[Excerpt from a dataset]
#####

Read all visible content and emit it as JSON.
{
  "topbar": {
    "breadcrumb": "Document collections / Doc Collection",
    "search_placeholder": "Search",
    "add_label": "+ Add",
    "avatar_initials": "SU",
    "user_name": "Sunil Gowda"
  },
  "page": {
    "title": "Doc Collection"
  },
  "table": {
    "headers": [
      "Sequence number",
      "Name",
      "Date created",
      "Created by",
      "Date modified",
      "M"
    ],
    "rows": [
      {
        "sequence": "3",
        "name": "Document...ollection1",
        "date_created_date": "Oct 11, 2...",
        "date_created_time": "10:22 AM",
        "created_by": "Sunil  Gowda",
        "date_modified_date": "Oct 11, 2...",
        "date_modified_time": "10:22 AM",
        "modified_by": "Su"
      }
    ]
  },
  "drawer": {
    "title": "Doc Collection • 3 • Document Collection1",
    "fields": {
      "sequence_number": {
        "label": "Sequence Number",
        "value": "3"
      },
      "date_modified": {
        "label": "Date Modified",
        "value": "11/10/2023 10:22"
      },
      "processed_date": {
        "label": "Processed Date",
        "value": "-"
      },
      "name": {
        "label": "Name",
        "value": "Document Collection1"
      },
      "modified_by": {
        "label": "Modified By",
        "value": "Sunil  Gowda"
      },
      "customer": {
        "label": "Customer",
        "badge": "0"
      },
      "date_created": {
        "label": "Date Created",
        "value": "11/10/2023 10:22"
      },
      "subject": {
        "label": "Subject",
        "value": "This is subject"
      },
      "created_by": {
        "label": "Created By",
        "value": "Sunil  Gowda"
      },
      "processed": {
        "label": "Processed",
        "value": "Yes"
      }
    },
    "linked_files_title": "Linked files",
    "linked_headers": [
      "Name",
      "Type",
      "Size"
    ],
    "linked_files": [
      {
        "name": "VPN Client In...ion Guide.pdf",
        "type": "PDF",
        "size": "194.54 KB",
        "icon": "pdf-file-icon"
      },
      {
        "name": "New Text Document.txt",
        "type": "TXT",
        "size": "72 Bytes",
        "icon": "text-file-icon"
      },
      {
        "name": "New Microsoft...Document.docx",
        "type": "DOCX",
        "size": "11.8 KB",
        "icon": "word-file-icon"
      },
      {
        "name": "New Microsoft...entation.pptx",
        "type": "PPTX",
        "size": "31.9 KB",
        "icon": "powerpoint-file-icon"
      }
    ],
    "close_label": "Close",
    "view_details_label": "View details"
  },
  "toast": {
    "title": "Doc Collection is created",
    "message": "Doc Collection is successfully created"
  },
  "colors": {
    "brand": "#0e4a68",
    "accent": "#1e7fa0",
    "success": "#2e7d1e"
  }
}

#####

● Exercise
Please copy out each record, character for character.

● Solution
Read all visible content and emit it as JSON.
{
  "topbar": {
    "breadcrumb": "Document collections / Doc Collection",
    "search_placeholder": "Search",
    "add_label": "+ Add",
    "avatar_initials": "SU",
    "user_name": "Sunil Gowda"
  },
  "page": {
    "title": "Doc Collection"
  },
  "table": {
    "headers": [
      "Sequence number",
      "Name",
      "Date created",
      "Created by",
      "Date modified",
      "M"
    ],
    "rows": [
      {
        "sequence": "3",
        "name": "Document...ollection1",
        "date_created_date": "Oct 11, 2...",
        "date_created_time": "10:22 AM",
        "created_by": "Sunil  Gowda",
        "date_modified_date": "Oct 11, 2...",
        "date_modified_time": "10:22 AM",
        "modified_by": "Su"
      }
    ]
  },
  "drawer": {
    "title": "Doc Collection • 3 • Document Collection1",
    "fields": {
      "sequence_number": {
        "label": "Sequence Number",
        "value": "3"
      },
      "date_modified": {
        "label": "Date Modified",
        "value": "11/10/2023 10:22"
      },
      "processed_date": {
        "label": "Processed Date",
        "value": "-"
      },
      "name": {
        "label": "Name",
        "value": "Document Collection1"
      },
      "modified_by": {
        "label": "Modified By",
        "value": "Sunil  Gowda"
      },
      "customer": {
        "label": "Customer",
        "badge": "0"
      },
      "date_created": {
        "label": "Date Created",
        "value": "11/10/2023 10:22"
      },
      "subject": {
        "label": "Subject",
        "value": "This is subject"
      },
      "created_by": {
        "label": "Created By",
        "value": "Sunil  Gowda"
      },
      "processed": {
        "label": "Processed",
        "value": "Yes"
      }
    },
    "linked_files_title": "Linked files",
    "linked_headers": [
      "Name",
      "Type",
      "Size"
    ],
    "linked_files": [
      {
        "name": "VPN Client In...ion Guide.pdf",
        "type": "PDF",
        "size": "194.54 KB",
        "icon": "pdf-file-icon"
      },
      {
        "name": "New Text Document.txt",
        "type": "TXT",
        "size": "72 Bytes",
        "icon": "text-file-icon"
      },
      {
        "name": "New Microsoft...Document.docx",
        "type": "DOCX",
        "size": "11.8 KB",
        "icon": "word-file-icon"
      },
      {
        "name": "New Microsoft...entation.pptx",
        "type": "PPTX",
        "size": "31.9 KB",
        "icon": "powerpoint-file-icon"
      }
    ],
    "close_label": "Close",
    "view_details_label": "View details"
  },
  "toast": {
    "title": "Doc Collection is created",
    "message": "Doc Collection is successfully created"
  },
  "colors": {
    "brand": "#0e4a68",
    "accent": "#1e7fa0",
    "success": "#2e7d1e"
  }
}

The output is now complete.